*EXERCISE GOAL*: Your task is to repeat the entries exactly. Leave the pictures out.

*DATA TO PROCESS*:
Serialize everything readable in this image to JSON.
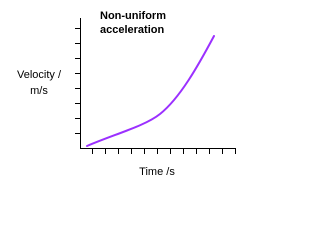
{
  "title_lines": [
    "Non-uniform",
    "acceleration"
  ],
  "y_axis_label_lines": [
    "Velocity /",
    "m/s"
  ],
  "x_axis_label": "Time /s"
}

*THE RESPONSE*:
Serialize everything readable in this image to JSON.
{
  "title_lines": [
    "Non-uniform",
    "acceleration"
  ],
  "y_axis_label_lines": [
    "Velocity /",
    "m/s"
  ],
  "x_axis_label": "Time /s"
}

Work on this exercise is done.